Write out the records that appear below, verbatim and complete, but without pictures.

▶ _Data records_
------------------------------------------------

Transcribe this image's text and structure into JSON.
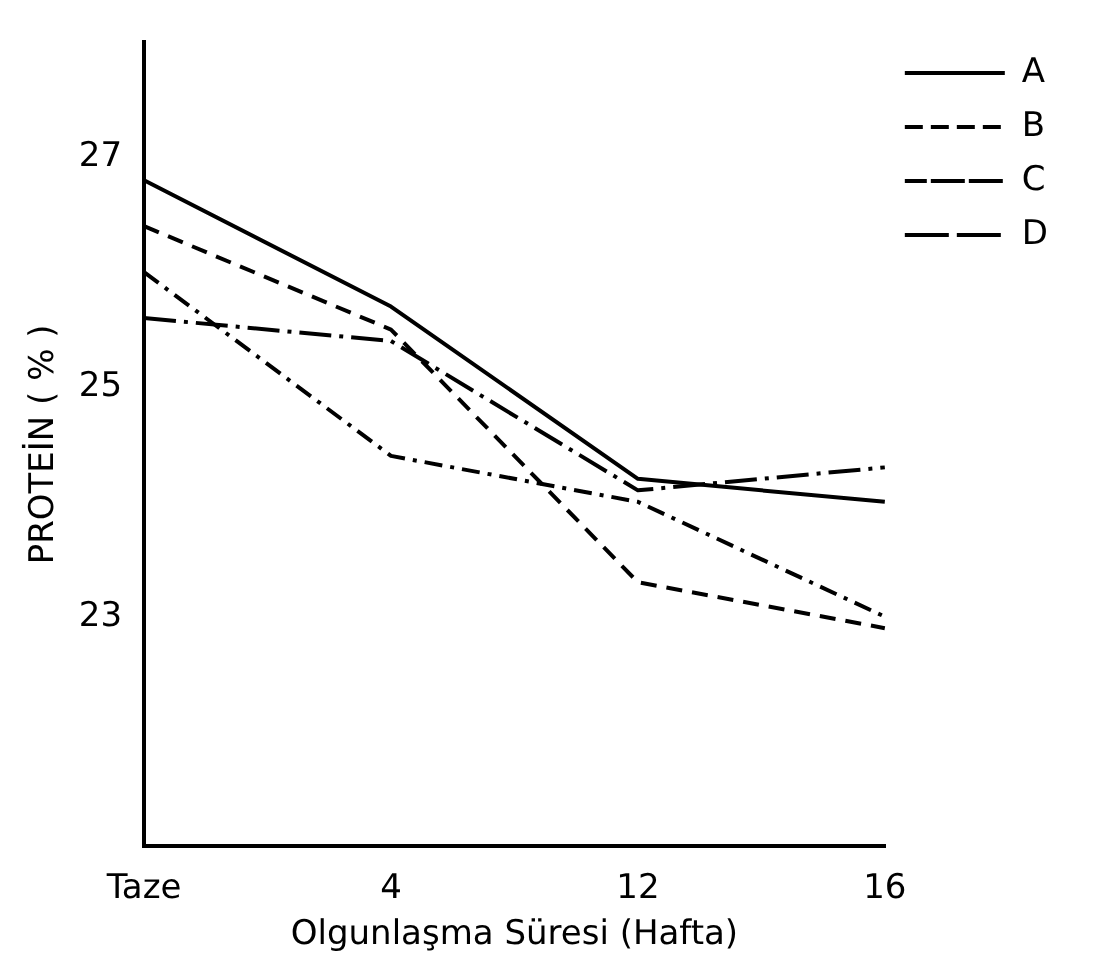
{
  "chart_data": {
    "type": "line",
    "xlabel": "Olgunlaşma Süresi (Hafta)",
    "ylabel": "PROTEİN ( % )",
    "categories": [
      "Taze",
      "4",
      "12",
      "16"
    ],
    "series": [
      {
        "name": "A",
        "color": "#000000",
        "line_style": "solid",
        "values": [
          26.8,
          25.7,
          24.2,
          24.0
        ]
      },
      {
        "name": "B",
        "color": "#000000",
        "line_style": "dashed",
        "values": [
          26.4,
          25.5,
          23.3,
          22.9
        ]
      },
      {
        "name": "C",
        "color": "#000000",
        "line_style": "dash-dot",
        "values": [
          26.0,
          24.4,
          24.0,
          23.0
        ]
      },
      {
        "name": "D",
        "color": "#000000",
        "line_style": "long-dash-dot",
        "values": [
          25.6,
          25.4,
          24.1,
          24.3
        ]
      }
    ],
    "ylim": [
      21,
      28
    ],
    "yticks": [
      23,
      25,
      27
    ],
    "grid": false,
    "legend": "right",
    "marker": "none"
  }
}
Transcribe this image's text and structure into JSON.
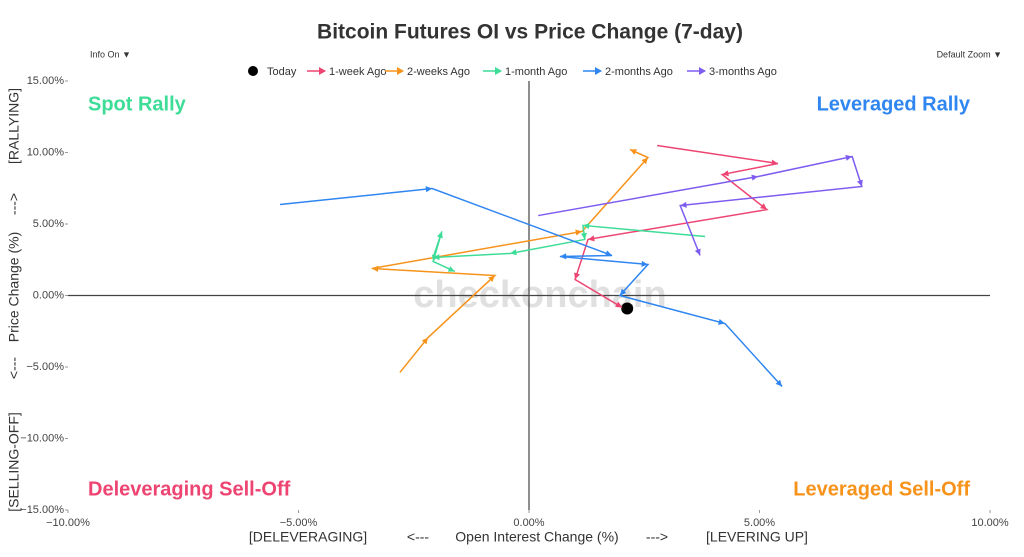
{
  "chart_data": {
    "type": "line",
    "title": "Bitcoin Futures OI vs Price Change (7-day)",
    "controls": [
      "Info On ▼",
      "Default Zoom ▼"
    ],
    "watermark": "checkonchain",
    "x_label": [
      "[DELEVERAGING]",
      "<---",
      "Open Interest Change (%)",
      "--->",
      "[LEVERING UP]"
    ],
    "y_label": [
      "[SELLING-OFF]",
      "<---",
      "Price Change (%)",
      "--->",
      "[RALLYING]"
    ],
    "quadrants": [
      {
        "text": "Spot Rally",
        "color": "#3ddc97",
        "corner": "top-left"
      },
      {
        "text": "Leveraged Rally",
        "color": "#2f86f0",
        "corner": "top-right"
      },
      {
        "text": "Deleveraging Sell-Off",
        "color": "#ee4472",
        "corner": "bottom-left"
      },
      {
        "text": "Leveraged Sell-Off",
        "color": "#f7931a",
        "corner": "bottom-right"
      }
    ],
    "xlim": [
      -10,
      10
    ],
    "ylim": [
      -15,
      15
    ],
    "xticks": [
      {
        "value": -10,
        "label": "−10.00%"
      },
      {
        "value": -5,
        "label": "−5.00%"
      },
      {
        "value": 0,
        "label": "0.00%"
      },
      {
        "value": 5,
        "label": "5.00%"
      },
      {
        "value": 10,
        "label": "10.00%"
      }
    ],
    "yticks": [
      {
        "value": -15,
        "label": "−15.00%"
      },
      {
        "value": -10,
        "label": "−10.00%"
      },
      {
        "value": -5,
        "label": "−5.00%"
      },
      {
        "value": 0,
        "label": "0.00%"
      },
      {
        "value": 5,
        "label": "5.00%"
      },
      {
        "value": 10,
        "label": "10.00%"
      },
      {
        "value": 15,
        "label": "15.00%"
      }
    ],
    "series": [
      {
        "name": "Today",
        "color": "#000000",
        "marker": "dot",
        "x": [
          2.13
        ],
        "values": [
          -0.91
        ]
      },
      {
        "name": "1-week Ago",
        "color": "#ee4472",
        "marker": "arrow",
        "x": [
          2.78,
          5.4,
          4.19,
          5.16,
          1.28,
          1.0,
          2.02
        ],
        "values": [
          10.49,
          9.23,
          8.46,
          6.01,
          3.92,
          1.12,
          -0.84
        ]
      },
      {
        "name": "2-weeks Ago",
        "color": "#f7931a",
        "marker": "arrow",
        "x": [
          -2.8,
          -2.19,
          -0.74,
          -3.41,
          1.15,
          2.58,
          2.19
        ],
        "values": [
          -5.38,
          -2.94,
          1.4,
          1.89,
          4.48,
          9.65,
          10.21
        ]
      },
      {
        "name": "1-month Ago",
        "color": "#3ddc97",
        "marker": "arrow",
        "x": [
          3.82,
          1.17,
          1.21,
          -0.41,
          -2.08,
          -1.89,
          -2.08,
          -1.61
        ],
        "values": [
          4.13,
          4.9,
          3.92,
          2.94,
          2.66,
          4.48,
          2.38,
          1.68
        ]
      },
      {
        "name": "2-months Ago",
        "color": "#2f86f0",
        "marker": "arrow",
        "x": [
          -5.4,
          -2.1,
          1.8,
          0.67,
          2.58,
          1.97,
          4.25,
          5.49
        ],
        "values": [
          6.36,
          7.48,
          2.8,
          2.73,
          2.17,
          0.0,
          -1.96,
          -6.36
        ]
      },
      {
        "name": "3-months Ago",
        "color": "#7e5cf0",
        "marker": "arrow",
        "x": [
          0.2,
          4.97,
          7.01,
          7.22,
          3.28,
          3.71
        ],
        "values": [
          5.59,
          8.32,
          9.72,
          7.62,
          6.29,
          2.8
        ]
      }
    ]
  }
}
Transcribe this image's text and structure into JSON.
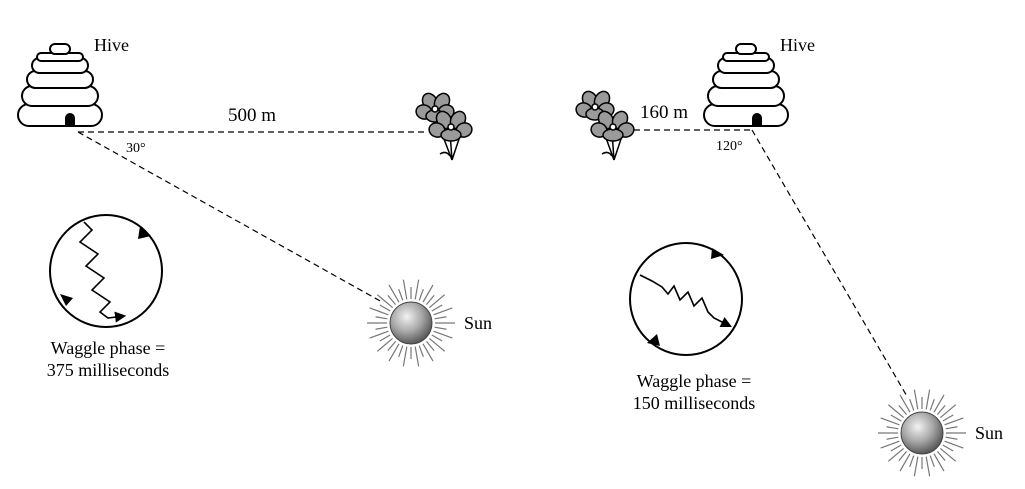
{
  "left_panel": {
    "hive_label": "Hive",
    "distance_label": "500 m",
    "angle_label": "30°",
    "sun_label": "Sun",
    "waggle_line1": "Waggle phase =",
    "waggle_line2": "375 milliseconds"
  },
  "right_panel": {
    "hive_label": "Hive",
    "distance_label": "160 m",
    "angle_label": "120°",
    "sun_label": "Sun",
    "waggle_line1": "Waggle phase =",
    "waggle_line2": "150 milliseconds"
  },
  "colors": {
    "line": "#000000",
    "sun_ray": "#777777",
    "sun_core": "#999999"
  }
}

------------------------------------------------

▶ _Exercise response_
Transcribe this image's text and structure into JSON.
{
  "chart_data": {
    "type": "line",
    "xlabel": "Olgunlaşma Süresi (Hafta)",
    "ylabel": "PROTEİN ( % )",
    "categories": [
      "Taze",
      "4",
      "12",
      "16"
    ],
    "series": [
      {
        "name": "A",
        "color": "#000000",
        "line_style": "solid",
        "values": [
          26.8,
          25.7,
          24.2,
          24.0
        ]
      },
      {
        "name": "B",
        "color": "#000000",
        "line_style": "dashed",
        "values": [
          26.4,
          25.5,
          23.3,
          22.9
        ]
      },
      {
        "name": "C",
        "color": "#000000",
        "line_style": "dash-dot",
        "values": [
          26.0,
          24.4,
          24.0,
          23.0
        ]
      },
      {
        "name": "D",
        "color": "#000000",
        "line_style": "long-dash-dot",
        "values": [
          25.6,
          25.4,
          24.1,
          24.3
        ]
      }
    ],
    "ylim": [
      21,
      28
    ],
    "yticks": [
      23,
      25,
      27
    ],
    "grid": false,
    "legend": "right",
    "marker": "none"
  }
}
Transcribe this image's text and structure into JSON.
{
  "chart_data": {
    "type": "line",
    "title": "Bitcoin Futures OI vs Price Change (7-day)",
    "controls": [
      "Info On ▼",
      "Default Zoom ▼"
    ],
    "watermark": "checkonchain",
    "x_label": [
      "[DELEVERAGING]",
      "<---",
      "Open Interest Change (%)",
      "--->",
      "[LEVERING UP]"
    ],
    "y_label": [
      "[SELLING-OFF]",
      "<---",
      "Price Change (%)",
      "--->",
      "[RALLYING]"
    ],
    "quadrants": [
      {
        "text": "Spot Rally",
        "color": "#3ddc97",
        "corner": "top-left"
      },
      {
        "text": "Leveraged Rally",
        "color": "#2f86f0",
        "corner": "top-right"
      },
      {
        "text": "Deleveraging Sell-Off",
        "color": "#ee4472",
        "corner": "bottom-left"
      },
      {
        "text": "Leveraged Sell-Off",
        "color": "#f7931a",
        "corner": "bottom-right"
      }
    ],
    "xlim": [
      -10,
      10
    ],
    "ylim": [
      -15,
      15
    ],
    "xticks": [
      {
        "value": -10,
        "label": "−10.00%"
      },
      {
        "value": -5,
        "label": "−5.00%"
      },
      {
        "value": 0,
        "label": "0.00%"
      },
      {
        "value": 5,
        "label": "5.00%"
      },
      {
        "value": 10,
        "label": "10.00%"
      }
    ],
    "yticks": [
      {
        "value": -15,
        "label": "−15.00%"
      },
      {
        "value": -10,
        "label": "−10.00%"
      },
      {
        "value": -5,
        "label": "−5.00%"
      },
      {
        "value": 0,
        "label": "0.00%"
      },
      {
        "value": 5,
        "label": "5.00%"
      },
      {
        "value": 10,
        "label": "10.00%"
      },
      {
        "value": 15,
        "label": "15.00%"
      }
    ],
    "series": [
      {
        "name": "Today",
        "color": "#000000",
        "marker": "dot",
        "x": [
          2.13
        ],
        "values": [
          -0.91
        ]
      },
      {
        "name": "1-week Ago",
        "color": "#ee4472",
        "marker": "arrow",
        "x": [
          2.78,
          5.4,
          4.19,
          5.16,
          1.28,
          1.0,
          2.02
        ],
        "values": [
          10.49,
          9.23,
          8.46,
          6.01,
          3.92,
          1.12,
          -0.84
        ]
      },
      {
        "name": "2-weeks Ago",
        "color": "#f7931a",
        "marker": "arrow",
        "x": [
          -2.8,
          -2.19,
          -0.74,
          -3.41,
          1.15,
          2.58,
          2.19
        ],
        "values": [
          -5.38,
          -2.94,
          1.4,
          1.89,
          4.48,
          9.65,
          10.21
        ]
      },
      {
        "name": "1-month Ago",
        "color": "#3ddc97",
        "marker": "arrow",
        "x": [
          3.82,
          1.17,
          1.21,
          -0.41,
          -2.08,
          -1.89,
          -2.08,
          -1.61
        ],
        "values": [
          4.13,
          4.9,
          3.92,
          2.94,
          2.66,
          4.48,
          2.38,
          1.68
        ]
      },
      {
        "name": "2-months Ago",
        "color": "#2f86f0",
        "marker": "arrow",
        "x": [
          -5.4,
          -2.1,
          1.8,
          0.67,
          2.58,
          1.97,
          4.25,
          5.49
        ],
        "values": [
          6.36,
          7.48,
          2.8,
          2.73,
          2.17,
          0.0,
          -1.96,
          -6.36
        ]
      },
      {
        "name": "3-months Ago",
        "color": "#7e5cf0",
        "marker": "arrow",
        "x": [
          0.2,
          4.97,
          7.01,
          7.22,
          3.28,
          3.71
        ],
        "values": [
          5.59,
          8.32,
          9.72,
          7.62,
          6.29,
          2.8
        ]
      }
    ]
  }
}
Transcribe this image's text and structure into JSON.
{
  "left_panel": {
    "hive_label": "Hive",
    "distance_label": "500 m",
    "angle_label": "30°",
    "sun_label": "Sun",
    "waggle_line1": "Waggle phase =",
    "waggle_line2": "375 milliseconds"
  },
  "right_panel": {
    "hive_label": "Hive",
    "distance_label": "160 m",
    "angle_label": "120°",
    "sun_label": "Sun",
    "waggle_line1": "Waggle phase =",
    "waggle_line2": "150 milliseconds"
  },
  "colors": {
    "line": "#000000",
    "sun_ray": "#777777",
    "sun_core": "#999999"
  }
}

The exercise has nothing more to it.